◆ What you have to do
Go through the entries below and collect each line with the string "true" in it.

-- START OF Data for this task --

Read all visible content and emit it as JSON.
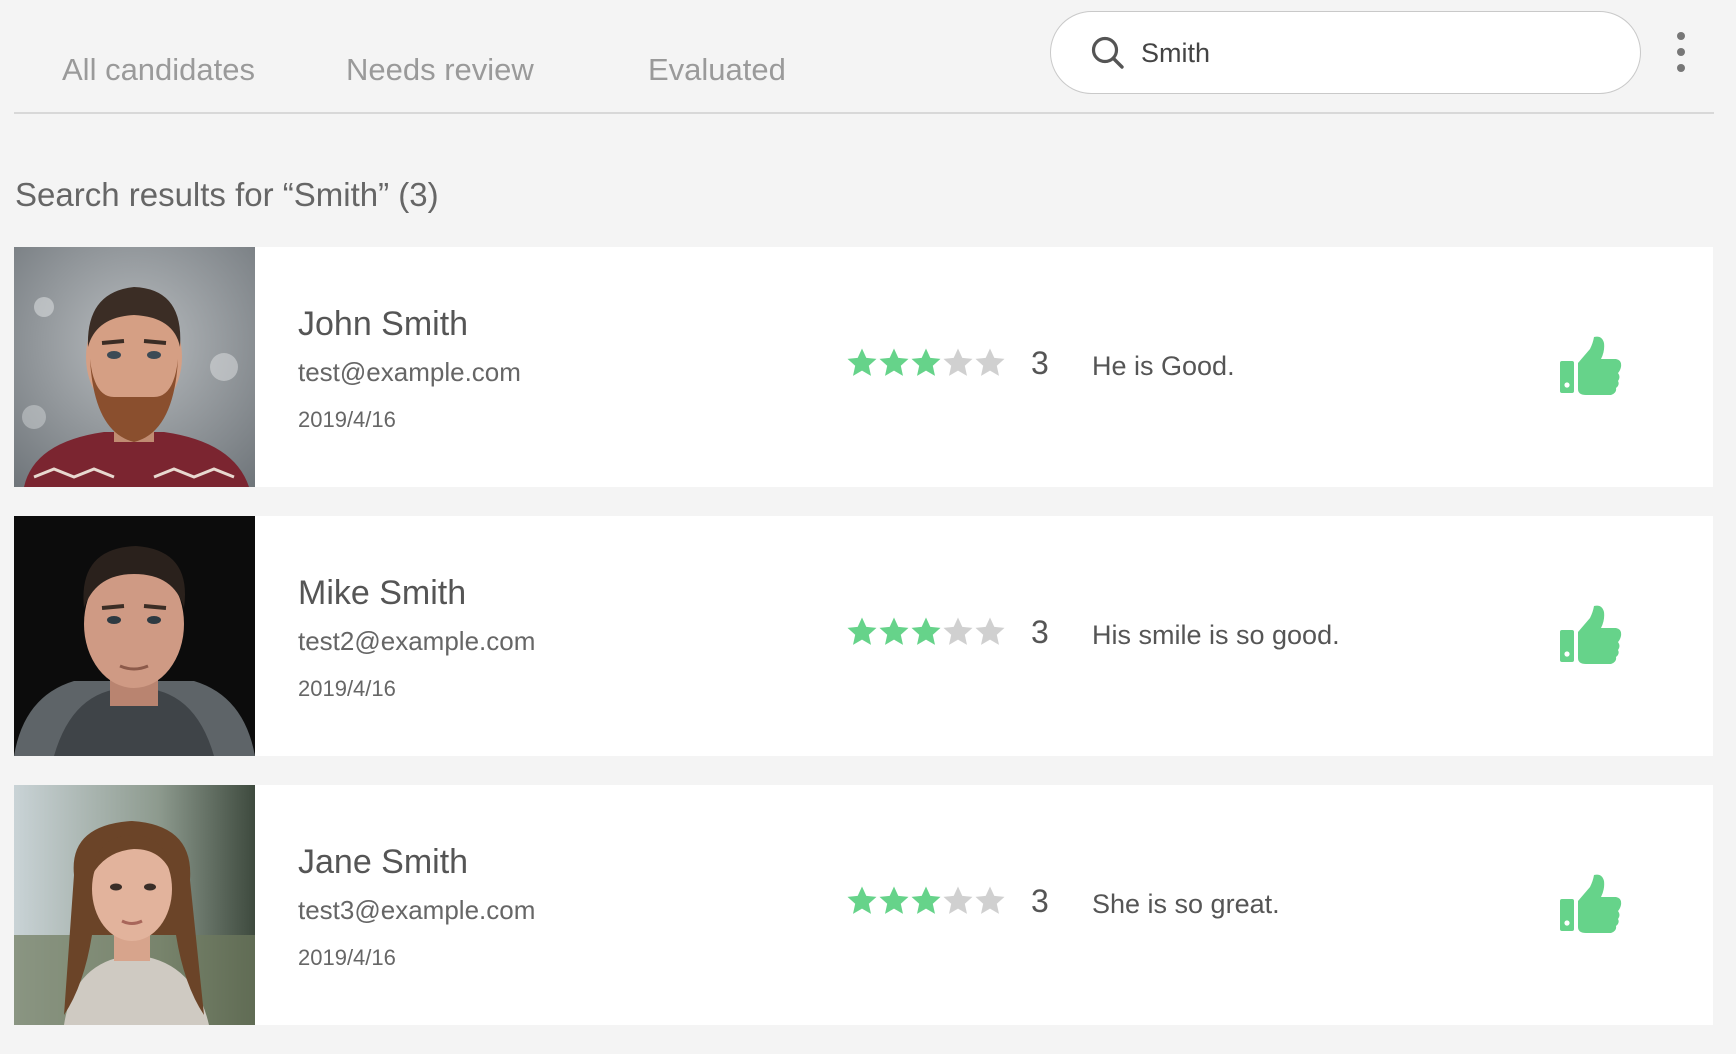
{
  "tabs": [
    {
      "label": "All candidates"
    },
    {
      "label": "Needs review"
    },
    {
      "label": "Evaluated"
    }
  ],
  "search": {
    "value": "Smith",
    "icon": "search-icon"
  },
  "menu": {
    "icon": "more-vertical-icon"
  },
  "results": {
    "title": "Search results for “Smith” (3)"
  },
  "colors": {
    "accent": "#66d38a",
    "star_empty": "#d0d0d0",
    "background": "#f4f4f4"
  },
  "candidates": [
    {
      "name": "John Smith",
      "email": "test@example.com",
      "date": "2019/4/16",
      "rating": 3,
      "rating_max": 5,
      "rating_label": "3",
      "comment": "He is Good.",
      "reaction": "thumbs-up-icon"
    },
    {
      "name": "Mike Smith",
      "email": "test2@example.com",
      "date": "2019/4/16",
      "rating": 3,
      "rating_max": 5,
      "rating_label": "3",
      "comment": "His smile is so good.",
      "reaction": "thumbs-up-icon"
    },
    {
      "name": "Jane Smith",
      "email": "test3@example.com",
      "date": "2019/4/16",
      "rating": 3,
      "rating_max": 5,
      "rating_label": "3",
      "comment": "She is so great.",
      "reaction": "thumbs-up-icon"
    }
  ]
}
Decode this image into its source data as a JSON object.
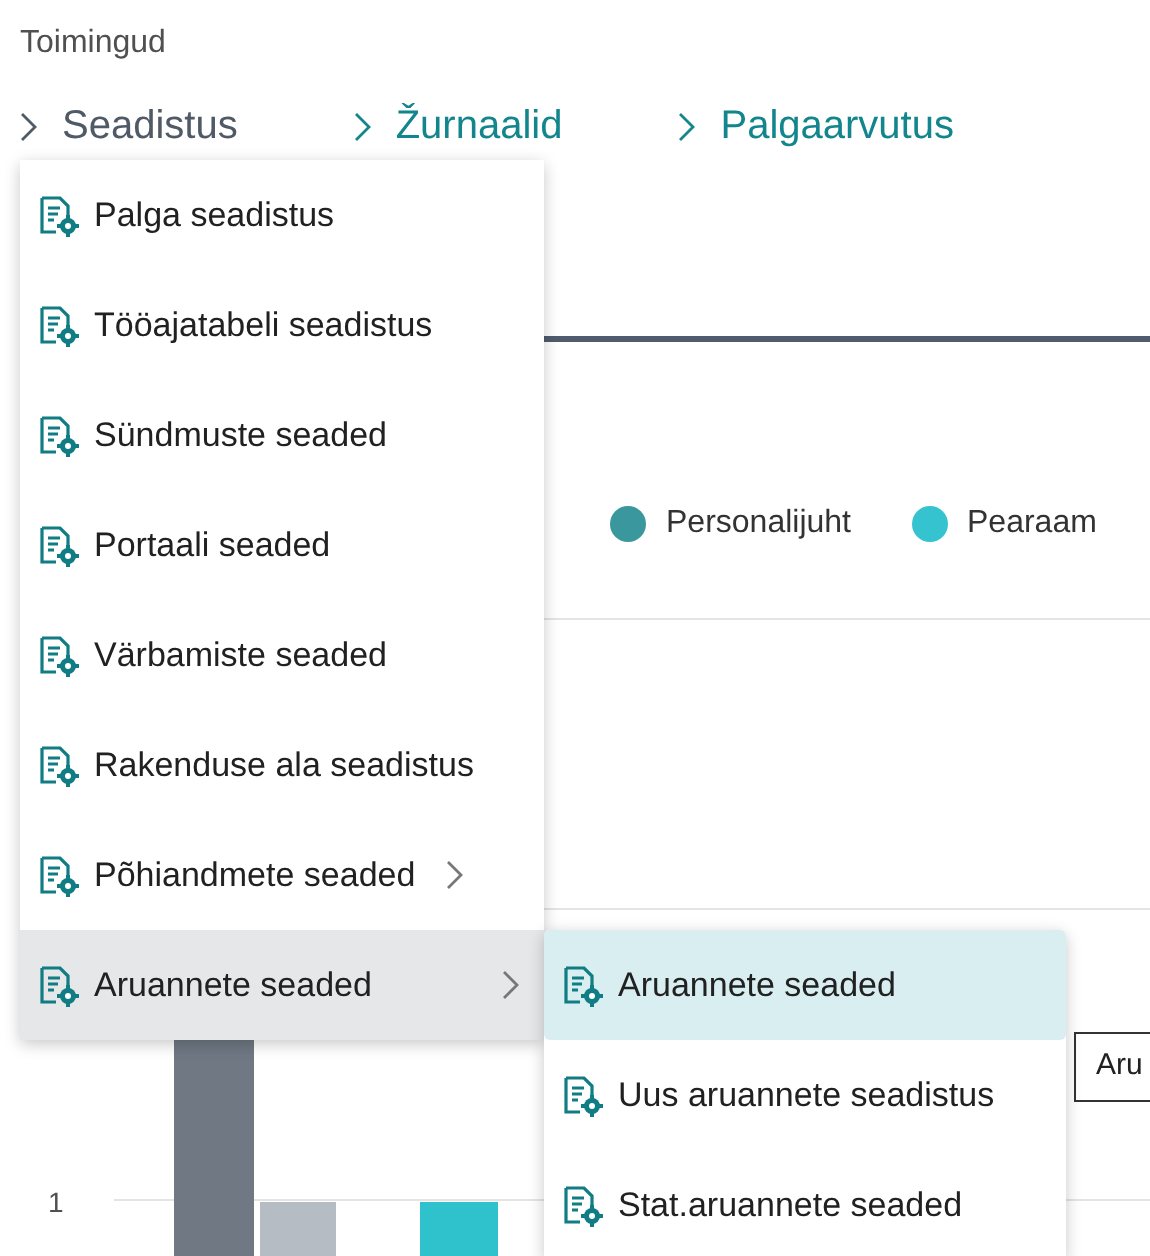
{
  "section_title": "Toimingud",
  "actions": [
    {
      "label": "Seadistus",
      "expanded": true
    },
    {
      "label": "Žurnaalid",
      "expanded": false
    },
    {
      "label": "Palgaarvutus",
      "expanded": false
    }
  ],
  "legend": [
    {
      "label": "Personalijuht",
      "color": "#3a979d"
    },
    {
      "label": "Pearaam",
      "color": "#35c4cf"
    }
  ],
  "chart_tick": "1",
  "tooltip": "Aru",
  "menu": [
    {
      "label": "Palga seadistus",
      "selected": false,
      "has_submenu": false
    },
    {
      "label": "Tööajatabeli seadistus",
      "selected": false,
      "has_submenu": false
    },
    {
      "label": "Sündmuste seaded",
      "selected": false,
      "has_submenu": false
    },
    {
      "label": "Portaali seaded",
      "selected": false,
      "has_submenu": false
    },
    {
      "label": "Värbamiste seaded",
      "selected": false,
      "has_submenu": false
    },
    {
      "label": "Rakenduse ala seadistus",
      "selected": false,
      "has_submenu": false
    },
    {
      "label": "Põhiandmete seaded",
      "selected": false,
      "has_submenu": true
    },
    {
      "label": "Aruannete seaded",
      "selected": true,
      "has_submenu": true
    }
  ],
  "submenu": [
    {
      "label": "Aruannete seaded",
      "selected": true
    },
    {
      "label": "Uus aruannete seadistus",
      "selected": false
    },
    {
      "label": "Stat.aruannete seaded",
      "selected": false
    }
  ]
}
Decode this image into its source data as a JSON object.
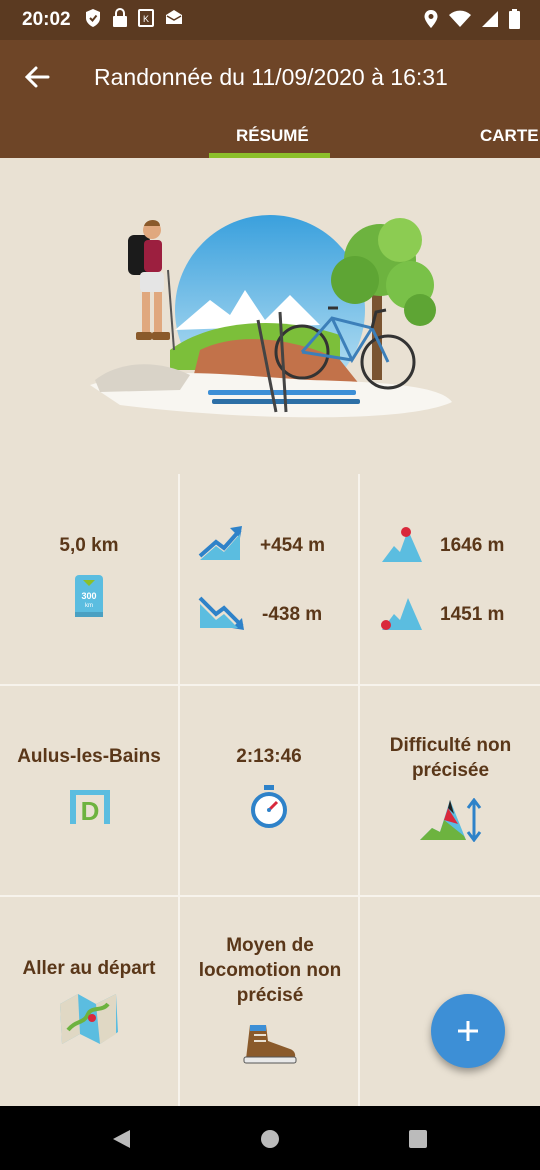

-- END OF Data for this task --

◆ Full output
      "expanded": true
      "has_submenu": true
      "selected": true,
      "has_submenu": true
      "selected": true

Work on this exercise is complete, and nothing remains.